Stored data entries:
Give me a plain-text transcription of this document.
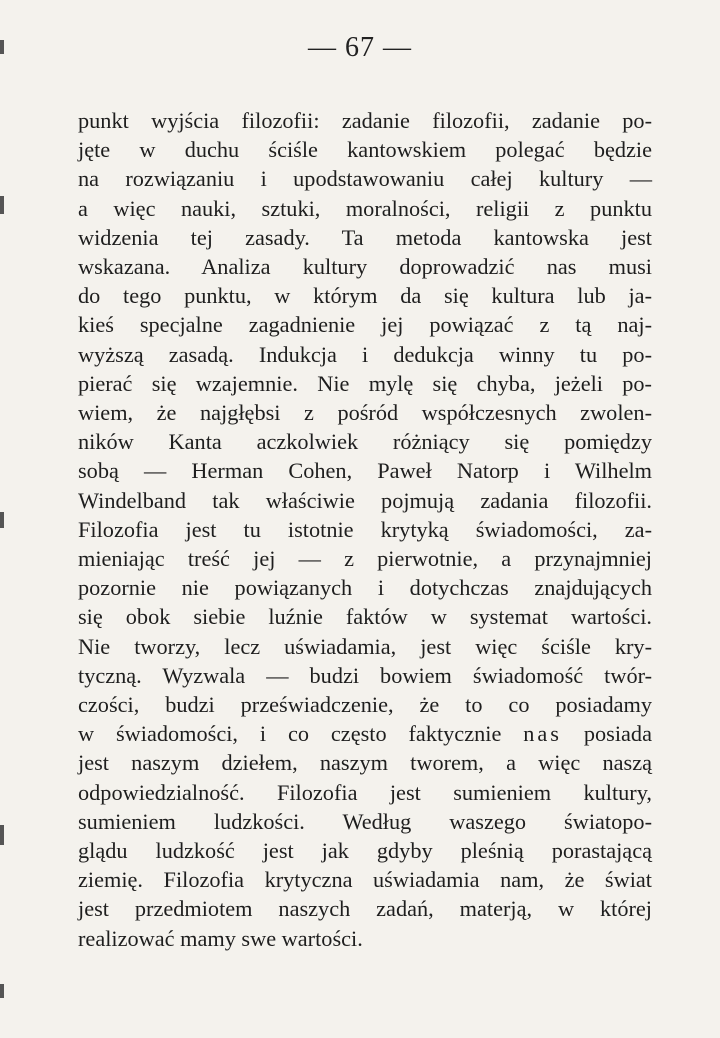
— 67 —
punkt wyjścia filozofii: zadanie filozofii, zadanie po-
jęte w duchu ściśle kantowskiem polegać będzie
na rozwiązaniu i upodstawowaniu całej kultury —
a więc nauki, sztuki, moralności, religii z punktu
widzenia tej zasady. Ta metoda kantowska jest
wskazana. Analiza kultury doprowadzić nas musi
do tego punktu, w którym da się kultura lub ja-
kieś specjalne zagadnienie jej powiązać z tą naj-
wyższą zasadą. Indukcja i dedukcja winny tu po-
pierać się wzajemnie. Nie mylę się chyba, jeżeli po-
wiem, że najgłębsi z pośród współczesnych zwolen-
ników Kanta aczkolwiek różniący się pomiędzy
sobą — Herman Cohen, Paweł Natorp i Wilhelm
Windelband tak właściwie pojmują zadania filozofii.
Filozofia jest tu istotnie krytyką świadomości, za-
mieniając treść jej — z pierwotnie, a przynajmniej
pozornie nie powiązanych i dotychczas znajdujących
się obok siebie luźnie faktów w systemat wartości.
Nie tworzy, lecz uświadamia, jest więc ściśle kry-
tyczną. Wyzwala — budzi bowiem świadomość twór-
czości, budzi przeświadczenie, że to co posiadamy
w świadomości, i co często faktycznie nas posiada
jest naszym dziełem, naszym tworem, a więc naszą
odpowiedzialność. Filozofia jest sumieniem kultury,
sumieniem ludzkości. Według waszego światopo-
glądu ludzkość jest jak gdyby pleśnią porastającą
ziemię. Filozofia krytyczna uświadamia nam, że świat
jest przedmiotem naszych zadań, materją, w której
realizować mamy swe wartości.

### Exercise instructions
Apart from the pictures, the entries above are to be repeated in full and exactly.

### The solution
Give me a plain-text transcription of this document.
— 67 —
punkt wyjścia filozofii: zadanie filozofii, zadanie po-
jęte w duchu ściśle kantowskiem polegać będzie
na rozwiązaniu i upodstawowaniu całej kultury —
a więc nauki, sztuki, moralności, religii z punktu
widzenia tej zasady. Ta metoda kantowska jest
wskazana. Analiza kultury doprowadzić nas musi
do tego punktu, w którym da się kultura lub ja-
kieś specjalne zagadnienie jej powiązać z tą naj-
wyższą zasadą. Indukcja i dedukcja winny tu po-
pierać się wzajemnie. Nie mylę się chyba, jeżeli po-
wiem, że najgłębsi z pośród współczesnych zwolen-
ników Kanta aczkolwiek różniący się pomiędzy
sobą — Herman Cohen, Paweł Natorp i Wilhelm
Windelband tak właściwie pojmują zadania filozofii.
Filozofia jest tu istotnie krytyką świadomości, za-
mieniając treść jej — z pierwotnie, a przynajmniej
pozornie nie powiązanych i dotychczas znajdujących
się obok siebie luźnie faktów w systemat wartości.
Nie tworzy, lecz uświadamia, jest więc ściśle kry-
tyczną. Wyzwala — budzi bowiem świadomość twór-
czości, budzi przeświadczenie, że to co posiadamy
w świadomości, i co często faktycznie nas posiada
jest naszym dziełem, naszym tworem, a więc naszą
odpowiedzialność. Filozofia jest sumieniem kultury,
sumieniem ludzkości. Według waszego światopo-
glądu ludzkość jest jak gdyby pleśnią porastającą
ziemię. Filozofia krytyczna uświadamia nam, że świat
jest przedmiotem naszych zadań, materją, w której
realizować mamy swe wartości.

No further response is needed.